-- Data records --
====

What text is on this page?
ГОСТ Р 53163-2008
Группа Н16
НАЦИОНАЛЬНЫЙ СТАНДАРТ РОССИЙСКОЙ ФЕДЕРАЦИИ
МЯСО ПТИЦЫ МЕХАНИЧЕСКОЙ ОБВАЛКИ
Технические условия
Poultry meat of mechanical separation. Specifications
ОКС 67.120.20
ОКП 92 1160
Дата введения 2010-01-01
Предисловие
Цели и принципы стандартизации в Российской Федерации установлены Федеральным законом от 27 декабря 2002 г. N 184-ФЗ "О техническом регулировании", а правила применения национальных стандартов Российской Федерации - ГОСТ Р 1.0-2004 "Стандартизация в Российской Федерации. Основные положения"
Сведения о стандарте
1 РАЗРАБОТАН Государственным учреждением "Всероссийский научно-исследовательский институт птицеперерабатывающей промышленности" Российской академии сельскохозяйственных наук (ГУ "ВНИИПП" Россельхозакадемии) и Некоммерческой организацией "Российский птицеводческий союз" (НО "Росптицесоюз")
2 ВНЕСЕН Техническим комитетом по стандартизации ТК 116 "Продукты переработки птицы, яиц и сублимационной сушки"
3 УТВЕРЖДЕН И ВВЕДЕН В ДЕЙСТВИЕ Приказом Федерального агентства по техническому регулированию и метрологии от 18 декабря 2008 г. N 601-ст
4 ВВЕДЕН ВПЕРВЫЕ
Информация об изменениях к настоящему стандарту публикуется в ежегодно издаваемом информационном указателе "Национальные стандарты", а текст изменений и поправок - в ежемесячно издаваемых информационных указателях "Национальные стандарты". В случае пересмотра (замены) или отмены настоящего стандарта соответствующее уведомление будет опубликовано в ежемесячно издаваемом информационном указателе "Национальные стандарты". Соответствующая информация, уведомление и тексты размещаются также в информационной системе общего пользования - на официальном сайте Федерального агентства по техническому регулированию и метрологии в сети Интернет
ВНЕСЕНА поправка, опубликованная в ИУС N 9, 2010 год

====

-- What you need to do --
Find and copy each line above that includes the string "ГОСТ".

-- The output --
ГОСТ Р 53163-2008
Цели и принципы стандартизации в Российской Федерации установлены Федеральным законом от 27 декабря 2002 г. N 184-ФЗ "О техническом регулировании", а правила применения национальных стандартов Российской Федерации - ГОСТ Р 1.0-2004 "Стандартизация в Российской Федерации. Основные положения"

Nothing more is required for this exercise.